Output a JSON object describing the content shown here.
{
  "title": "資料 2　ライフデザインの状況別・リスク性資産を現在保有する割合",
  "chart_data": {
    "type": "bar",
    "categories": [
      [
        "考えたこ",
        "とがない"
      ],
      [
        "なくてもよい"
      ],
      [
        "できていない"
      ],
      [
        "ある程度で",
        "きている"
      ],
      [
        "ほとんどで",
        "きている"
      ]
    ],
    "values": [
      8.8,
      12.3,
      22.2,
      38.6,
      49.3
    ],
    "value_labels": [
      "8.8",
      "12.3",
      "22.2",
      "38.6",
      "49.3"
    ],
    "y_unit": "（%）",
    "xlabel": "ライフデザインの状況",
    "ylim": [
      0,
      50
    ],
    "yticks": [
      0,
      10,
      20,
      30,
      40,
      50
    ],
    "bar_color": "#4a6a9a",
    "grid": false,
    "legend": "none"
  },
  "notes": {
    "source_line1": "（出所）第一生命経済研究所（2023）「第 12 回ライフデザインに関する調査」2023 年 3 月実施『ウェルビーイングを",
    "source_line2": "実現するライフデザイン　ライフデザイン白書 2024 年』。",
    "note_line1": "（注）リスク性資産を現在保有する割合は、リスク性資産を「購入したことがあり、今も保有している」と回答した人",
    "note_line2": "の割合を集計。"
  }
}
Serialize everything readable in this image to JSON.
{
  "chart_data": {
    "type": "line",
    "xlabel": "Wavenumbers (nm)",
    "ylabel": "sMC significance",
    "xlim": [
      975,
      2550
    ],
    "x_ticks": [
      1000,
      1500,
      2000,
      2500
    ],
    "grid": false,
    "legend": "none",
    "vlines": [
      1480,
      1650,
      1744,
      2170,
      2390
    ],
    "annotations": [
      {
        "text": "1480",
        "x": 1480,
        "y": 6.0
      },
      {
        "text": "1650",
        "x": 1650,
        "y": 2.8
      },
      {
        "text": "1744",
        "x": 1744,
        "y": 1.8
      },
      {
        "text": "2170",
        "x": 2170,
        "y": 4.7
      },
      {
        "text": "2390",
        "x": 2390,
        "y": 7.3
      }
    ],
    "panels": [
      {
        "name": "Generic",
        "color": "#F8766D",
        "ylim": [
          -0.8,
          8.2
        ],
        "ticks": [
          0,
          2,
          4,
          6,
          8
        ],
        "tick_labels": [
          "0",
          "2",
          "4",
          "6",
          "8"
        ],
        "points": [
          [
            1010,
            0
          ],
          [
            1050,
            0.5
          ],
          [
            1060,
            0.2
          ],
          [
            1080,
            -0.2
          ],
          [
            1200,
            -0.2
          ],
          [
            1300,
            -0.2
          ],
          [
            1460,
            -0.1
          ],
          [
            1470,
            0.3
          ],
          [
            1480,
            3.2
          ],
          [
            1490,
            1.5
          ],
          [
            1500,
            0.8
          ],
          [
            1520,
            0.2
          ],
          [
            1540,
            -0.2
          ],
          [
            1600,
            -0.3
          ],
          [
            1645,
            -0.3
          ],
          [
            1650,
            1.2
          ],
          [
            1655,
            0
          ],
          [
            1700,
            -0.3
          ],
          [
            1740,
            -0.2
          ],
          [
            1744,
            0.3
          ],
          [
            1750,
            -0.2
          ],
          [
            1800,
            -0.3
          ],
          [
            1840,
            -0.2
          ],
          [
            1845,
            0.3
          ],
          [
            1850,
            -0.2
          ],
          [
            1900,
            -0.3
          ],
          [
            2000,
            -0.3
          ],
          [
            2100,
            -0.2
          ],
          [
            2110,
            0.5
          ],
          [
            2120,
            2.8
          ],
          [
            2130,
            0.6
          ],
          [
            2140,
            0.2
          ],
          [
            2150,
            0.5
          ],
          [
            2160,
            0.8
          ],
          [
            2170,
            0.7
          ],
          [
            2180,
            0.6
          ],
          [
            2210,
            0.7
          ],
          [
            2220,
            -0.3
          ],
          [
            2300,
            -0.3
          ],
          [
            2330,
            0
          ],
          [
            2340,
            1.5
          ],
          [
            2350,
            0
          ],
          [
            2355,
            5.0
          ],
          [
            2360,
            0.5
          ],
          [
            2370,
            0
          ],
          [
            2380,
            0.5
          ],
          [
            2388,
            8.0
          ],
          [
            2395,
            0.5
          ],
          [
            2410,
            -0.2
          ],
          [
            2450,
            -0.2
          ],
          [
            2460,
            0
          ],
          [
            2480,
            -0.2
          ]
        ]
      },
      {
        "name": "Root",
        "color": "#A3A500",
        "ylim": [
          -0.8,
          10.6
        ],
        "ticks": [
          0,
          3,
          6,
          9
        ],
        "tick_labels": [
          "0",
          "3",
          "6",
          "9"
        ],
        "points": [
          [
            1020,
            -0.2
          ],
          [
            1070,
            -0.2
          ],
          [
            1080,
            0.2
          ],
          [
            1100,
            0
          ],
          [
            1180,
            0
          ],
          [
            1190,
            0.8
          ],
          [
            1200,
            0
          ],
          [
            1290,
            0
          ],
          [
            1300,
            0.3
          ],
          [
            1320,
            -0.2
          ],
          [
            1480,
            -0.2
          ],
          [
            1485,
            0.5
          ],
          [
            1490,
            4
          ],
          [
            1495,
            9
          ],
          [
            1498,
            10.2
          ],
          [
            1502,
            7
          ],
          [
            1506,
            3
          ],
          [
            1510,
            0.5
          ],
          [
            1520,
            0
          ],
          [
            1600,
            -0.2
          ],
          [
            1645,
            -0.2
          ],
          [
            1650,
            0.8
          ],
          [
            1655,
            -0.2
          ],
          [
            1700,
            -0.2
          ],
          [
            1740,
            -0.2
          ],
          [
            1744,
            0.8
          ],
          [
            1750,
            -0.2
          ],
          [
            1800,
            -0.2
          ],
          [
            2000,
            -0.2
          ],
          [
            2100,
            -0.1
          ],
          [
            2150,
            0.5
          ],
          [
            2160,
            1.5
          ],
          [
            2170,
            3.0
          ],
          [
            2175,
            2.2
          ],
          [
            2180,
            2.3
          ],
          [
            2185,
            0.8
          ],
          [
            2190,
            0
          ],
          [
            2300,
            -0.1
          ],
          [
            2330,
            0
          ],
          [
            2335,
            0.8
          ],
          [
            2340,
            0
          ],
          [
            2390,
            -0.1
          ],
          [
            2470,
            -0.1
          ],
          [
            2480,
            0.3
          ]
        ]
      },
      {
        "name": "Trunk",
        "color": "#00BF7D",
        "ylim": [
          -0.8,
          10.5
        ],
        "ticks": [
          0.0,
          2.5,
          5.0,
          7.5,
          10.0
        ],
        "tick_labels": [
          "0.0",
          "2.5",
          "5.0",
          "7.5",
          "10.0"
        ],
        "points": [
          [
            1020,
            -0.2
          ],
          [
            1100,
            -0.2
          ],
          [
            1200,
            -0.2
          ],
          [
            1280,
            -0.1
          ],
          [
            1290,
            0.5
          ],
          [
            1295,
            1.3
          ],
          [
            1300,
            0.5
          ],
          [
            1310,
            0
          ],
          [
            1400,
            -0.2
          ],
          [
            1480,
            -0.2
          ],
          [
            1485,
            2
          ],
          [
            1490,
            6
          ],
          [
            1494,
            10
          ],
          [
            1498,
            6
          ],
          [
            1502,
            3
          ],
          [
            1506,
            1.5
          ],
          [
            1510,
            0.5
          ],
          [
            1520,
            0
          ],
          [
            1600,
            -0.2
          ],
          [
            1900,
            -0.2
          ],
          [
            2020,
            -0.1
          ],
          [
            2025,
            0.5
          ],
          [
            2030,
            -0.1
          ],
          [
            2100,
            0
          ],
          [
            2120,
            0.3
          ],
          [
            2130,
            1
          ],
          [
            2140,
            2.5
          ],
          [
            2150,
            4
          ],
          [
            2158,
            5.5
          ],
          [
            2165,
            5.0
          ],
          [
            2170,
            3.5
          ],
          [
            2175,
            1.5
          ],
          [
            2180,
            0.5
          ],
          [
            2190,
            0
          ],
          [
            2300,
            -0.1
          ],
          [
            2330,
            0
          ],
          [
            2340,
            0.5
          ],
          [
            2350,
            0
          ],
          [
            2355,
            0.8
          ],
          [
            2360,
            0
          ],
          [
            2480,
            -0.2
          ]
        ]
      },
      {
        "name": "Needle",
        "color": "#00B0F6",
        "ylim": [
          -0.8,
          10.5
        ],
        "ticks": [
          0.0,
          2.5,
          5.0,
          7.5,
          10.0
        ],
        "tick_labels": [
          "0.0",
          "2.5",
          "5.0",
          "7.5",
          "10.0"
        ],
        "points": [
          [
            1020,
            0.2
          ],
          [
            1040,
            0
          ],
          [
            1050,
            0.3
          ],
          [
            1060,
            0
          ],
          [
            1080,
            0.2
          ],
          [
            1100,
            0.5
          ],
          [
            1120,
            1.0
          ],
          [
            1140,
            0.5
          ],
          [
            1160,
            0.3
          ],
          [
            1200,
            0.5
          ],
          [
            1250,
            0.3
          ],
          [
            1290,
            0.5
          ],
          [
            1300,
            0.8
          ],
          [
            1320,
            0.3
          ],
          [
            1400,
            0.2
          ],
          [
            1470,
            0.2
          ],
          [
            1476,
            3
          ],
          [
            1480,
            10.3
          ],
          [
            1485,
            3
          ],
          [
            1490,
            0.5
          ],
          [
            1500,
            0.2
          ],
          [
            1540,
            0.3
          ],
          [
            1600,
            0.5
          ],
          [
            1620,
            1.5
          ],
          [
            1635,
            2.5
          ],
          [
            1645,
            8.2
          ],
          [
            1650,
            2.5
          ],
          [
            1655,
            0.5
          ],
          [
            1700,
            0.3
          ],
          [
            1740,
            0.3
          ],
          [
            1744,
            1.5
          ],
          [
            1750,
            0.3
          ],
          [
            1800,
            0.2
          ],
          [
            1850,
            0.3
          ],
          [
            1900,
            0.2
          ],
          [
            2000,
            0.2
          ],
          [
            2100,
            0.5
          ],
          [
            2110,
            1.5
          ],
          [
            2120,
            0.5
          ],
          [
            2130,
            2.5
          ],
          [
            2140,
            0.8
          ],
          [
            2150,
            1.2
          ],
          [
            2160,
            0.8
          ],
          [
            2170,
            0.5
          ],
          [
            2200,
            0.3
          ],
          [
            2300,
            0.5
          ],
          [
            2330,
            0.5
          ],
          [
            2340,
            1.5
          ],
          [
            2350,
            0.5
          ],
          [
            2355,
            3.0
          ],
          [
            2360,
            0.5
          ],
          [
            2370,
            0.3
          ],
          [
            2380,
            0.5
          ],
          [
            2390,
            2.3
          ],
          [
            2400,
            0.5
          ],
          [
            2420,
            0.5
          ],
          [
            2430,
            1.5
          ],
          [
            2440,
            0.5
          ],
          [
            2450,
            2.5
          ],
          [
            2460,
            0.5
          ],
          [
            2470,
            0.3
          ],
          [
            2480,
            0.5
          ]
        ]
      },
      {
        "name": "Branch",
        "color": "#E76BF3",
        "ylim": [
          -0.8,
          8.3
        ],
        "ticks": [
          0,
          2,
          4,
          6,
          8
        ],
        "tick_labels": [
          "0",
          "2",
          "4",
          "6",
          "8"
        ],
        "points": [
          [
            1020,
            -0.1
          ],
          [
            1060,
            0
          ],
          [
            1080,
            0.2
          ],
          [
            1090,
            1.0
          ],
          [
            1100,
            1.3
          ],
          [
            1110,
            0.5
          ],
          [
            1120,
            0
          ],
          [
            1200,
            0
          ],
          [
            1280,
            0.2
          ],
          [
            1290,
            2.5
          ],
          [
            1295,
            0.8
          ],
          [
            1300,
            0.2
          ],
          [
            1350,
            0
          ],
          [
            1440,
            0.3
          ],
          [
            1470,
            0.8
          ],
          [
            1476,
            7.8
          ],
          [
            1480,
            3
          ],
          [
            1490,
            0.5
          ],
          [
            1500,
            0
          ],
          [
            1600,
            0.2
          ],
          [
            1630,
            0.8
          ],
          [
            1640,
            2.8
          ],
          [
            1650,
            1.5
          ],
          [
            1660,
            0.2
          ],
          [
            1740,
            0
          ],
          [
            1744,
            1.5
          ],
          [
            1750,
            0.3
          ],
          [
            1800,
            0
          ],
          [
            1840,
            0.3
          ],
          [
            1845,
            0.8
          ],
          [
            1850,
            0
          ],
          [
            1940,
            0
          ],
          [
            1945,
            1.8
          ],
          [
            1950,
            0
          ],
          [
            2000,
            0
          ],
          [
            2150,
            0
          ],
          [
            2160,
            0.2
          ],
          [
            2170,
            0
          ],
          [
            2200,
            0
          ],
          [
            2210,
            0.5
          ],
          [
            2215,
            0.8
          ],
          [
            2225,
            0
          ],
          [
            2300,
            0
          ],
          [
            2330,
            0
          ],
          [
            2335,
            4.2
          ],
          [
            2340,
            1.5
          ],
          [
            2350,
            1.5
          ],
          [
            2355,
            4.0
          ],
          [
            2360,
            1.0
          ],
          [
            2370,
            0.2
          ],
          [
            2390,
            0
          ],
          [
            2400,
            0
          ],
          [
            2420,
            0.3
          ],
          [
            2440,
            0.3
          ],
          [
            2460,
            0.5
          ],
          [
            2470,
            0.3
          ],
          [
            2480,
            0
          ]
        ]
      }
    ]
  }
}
════════════════════
## GIVEN EXERCISE
How many of the lines above contain the string "text"? Give the number only.

## ANSWER TO THE TASK
5